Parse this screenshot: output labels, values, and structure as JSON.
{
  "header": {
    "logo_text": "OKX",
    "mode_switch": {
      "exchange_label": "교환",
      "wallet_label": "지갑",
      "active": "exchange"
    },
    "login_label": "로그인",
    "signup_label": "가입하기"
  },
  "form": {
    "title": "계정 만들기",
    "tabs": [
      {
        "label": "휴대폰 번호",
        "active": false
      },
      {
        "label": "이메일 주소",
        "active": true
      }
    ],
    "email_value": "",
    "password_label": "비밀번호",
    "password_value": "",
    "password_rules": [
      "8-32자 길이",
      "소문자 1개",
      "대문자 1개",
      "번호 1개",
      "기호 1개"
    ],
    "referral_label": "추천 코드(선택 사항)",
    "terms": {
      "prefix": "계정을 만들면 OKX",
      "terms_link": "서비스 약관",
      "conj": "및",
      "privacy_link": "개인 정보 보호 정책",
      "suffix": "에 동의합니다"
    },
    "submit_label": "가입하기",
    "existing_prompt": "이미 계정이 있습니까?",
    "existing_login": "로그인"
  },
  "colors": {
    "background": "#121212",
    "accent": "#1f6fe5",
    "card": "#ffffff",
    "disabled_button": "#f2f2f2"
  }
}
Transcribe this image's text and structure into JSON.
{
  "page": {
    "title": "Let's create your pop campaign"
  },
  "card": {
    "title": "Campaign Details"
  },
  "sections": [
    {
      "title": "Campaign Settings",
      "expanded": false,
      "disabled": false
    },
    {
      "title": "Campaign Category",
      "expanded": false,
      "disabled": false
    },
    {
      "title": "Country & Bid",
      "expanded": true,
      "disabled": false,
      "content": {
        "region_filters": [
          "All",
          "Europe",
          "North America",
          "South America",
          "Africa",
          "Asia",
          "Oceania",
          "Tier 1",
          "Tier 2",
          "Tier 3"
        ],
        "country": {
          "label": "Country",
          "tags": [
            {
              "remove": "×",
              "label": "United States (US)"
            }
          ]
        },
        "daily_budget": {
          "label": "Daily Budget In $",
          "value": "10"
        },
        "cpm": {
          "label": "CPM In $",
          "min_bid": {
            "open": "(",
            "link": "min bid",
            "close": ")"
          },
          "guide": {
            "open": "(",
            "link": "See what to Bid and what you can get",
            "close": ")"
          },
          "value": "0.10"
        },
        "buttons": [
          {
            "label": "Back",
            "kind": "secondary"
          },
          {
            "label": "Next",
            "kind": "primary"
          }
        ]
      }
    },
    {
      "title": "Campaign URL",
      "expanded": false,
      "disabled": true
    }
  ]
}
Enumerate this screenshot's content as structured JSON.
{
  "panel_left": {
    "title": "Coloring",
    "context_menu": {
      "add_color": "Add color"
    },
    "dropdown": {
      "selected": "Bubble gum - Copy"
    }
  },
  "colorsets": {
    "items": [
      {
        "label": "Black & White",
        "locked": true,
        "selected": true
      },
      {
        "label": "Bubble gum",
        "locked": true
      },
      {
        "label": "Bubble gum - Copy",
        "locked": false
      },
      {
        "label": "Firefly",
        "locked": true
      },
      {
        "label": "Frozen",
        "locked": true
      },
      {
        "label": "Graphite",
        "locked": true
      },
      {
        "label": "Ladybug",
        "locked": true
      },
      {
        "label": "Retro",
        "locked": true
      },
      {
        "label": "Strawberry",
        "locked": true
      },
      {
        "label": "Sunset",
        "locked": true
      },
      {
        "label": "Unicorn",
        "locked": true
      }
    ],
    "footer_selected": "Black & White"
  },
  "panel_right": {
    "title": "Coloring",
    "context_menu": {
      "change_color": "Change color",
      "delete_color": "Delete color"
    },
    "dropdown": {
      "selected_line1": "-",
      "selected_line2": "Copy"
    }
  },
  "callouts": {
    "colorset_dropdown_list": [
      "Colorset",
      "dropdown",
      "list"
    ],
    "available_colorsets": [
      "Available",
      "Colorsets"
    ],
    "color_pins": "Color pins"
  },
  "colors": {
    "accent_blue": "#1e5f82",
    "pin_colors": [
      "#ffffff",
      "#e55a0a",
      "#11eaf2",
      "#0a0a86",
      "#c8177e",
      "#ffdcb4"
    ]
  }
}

Written request - Copy every line of the material, please, keeping it exactly the same.

Written answer -
Parse this screenshot: output labels, values, and structure as JSON.
{
  "header": {
    "logo_text": "OKX",
    "mode_switch": {
      "exchange_label": "교환",
      "wallet_label": "지갑",
      "active": "exchange"
    },
    "login_label": "로그인",
    "signup_label": "가입하기"
  },
  "form": {
    "title": "계정 만들기",
    "tabs": [
      {
        "label": "휴대폰 번호",
        "active": false
      },
      {
        "label": "이메일 주소",
        "active": true
      }
    ],
    "email_value": "",
    "password_label": "비밀번호",
    "password_value": "",
    "password_rules": [
      "8-32자 길이",
      "소문자 1개",
      "대문자 1개",
      "번호 1개",
      "기호 1개"
    ],
    "referral_label": "추천 코드(선택 사항)",
    "terms": {
      "prefix": "계정을 만들면 OKX",
      "terms_link": "서비스 약관",
      "conj": "및",
      "privacy_link": "개인 정보 보호 정책",
      "suffix": "에 동의합니다"
    },
    "submit_label": "가입하기",
    "existing_prompt": "이미 계정이 있습니까?",
    "existing_login": "로그인"
  },
  "colors": {
    "background": "#121212",
    "accent": "#1f6fe5",
    "card": "#ffffff",
    "disabled_button": "#f2f2f2"
  }
}
Transcribe this image's text and structure into JSON.
{
  "page": {
    "title": "Let's create your pop campaign"
  },
  "card": {
    "title": "Campaign Details"
  },
  "sections": [
    {
      "title": "Campaign Settings",
      "expanded": false,
      "disabled": false
    },
    {
      "title": "Campaign Category",
      "expanded": false,
      "disabled": false
    },
    {
      "title": "Country & Bid",
      "expanded": true,
      "disabled": false,
      "content": {
        "region_filters": [
          "All",
          "Europe",
          "North America",
          "South America",
          "Africa",
          "Asia",
          "Oceania",
          "Tier 1",
          "Tier 2",
          "Tier 3"
        ],
        "country": {
          "label": "Country",
          "tags": [
            {
              "remove": "×",
              "label": "United States (US)"
            }
          ]
        },
        "daily_budget": {
          "label": "Daily Budget In $",
          "value": "10"
        },
        "cpm": {
          "label": "CPM In $",
          "min_bid": {
            "open": "(",
            "link": "min bid",
            "close": ")"
          },
          "guide": {
            "open": "(",
            "link": "See what to Bid and what you can get",
            "close": ")"
          },
          "value": "0.10"
        },
        "buttons": [
          {
            "label": "Back",
            "kind": "secondary"
          },
          {
            "label": "Next",
            "kind": "primary"
          }
        ]
      }
    },
    {
      "title": "Campaign URL",
      "expanded": false,
      "disabled": true
    }
  ]
}
Enumerate this screenshot's content as structured JSON.
{
  "panel_left": {
    "title": "Coloring",
    "context_menu": {
      "add_color": "Add color"
    },
    "dropdown": {
      "selected": "Bubble gum - Copy"
    }
  },
  "colorsets": {
    "items": [
      {
        "label": "Black & White",
        "locked": true,
        "selected": true
      },
      {
        "label": "Bubble gum",
        "locked": true
      },
      {
        "label": "Bubble gum - Copy",
        "locked": false
      },
      {
        "label": "Firefly",
        "locked": true
      },
      {
        "label": "Frozen",
        "locked": true
      },
      {
        "label": "Graphite",
        "locked": true
      },
      {
        "label": "Ladybug",
        "locked": true
      },
      {
        "label": "Retro",
        "locked": true
      },
      {
        "label": "Strawberry",
        "locked": true
      },
      {
        "label": "Sunset",
        "locked": true
      },
      {
        "label": "Unicorn",
        "locked": true
      }
    ],
    "footer_selected": "Black & White"
  },
  "panel_right": {
    "title": "Coloring",
    "context_menu": {
      "change_color": "Change color",
      "delete_color": "Delete color"
    },
    "dropdown": {
      "selected_line1": "-",
      "selected_line2": "Copy"
    }
  },
  "callouts": {
    "colorset_dropdown_list": [
      "Colorset",
      "dropdown",
      "list"
    ],
    "available_colorsets": [
      "Available",
      "Colorsets"
    ],
    "color_pins": "Color pins"
  },
  "colors": {
    "accent_blue": "#1e5f82",
    "pin_colors": [
      "#ffffff",
      "#e55a0a",
      "#11eaf2",
      "#0a0a86",
      "#c8177e",
      "#ffdcb4"
    ]
  }
}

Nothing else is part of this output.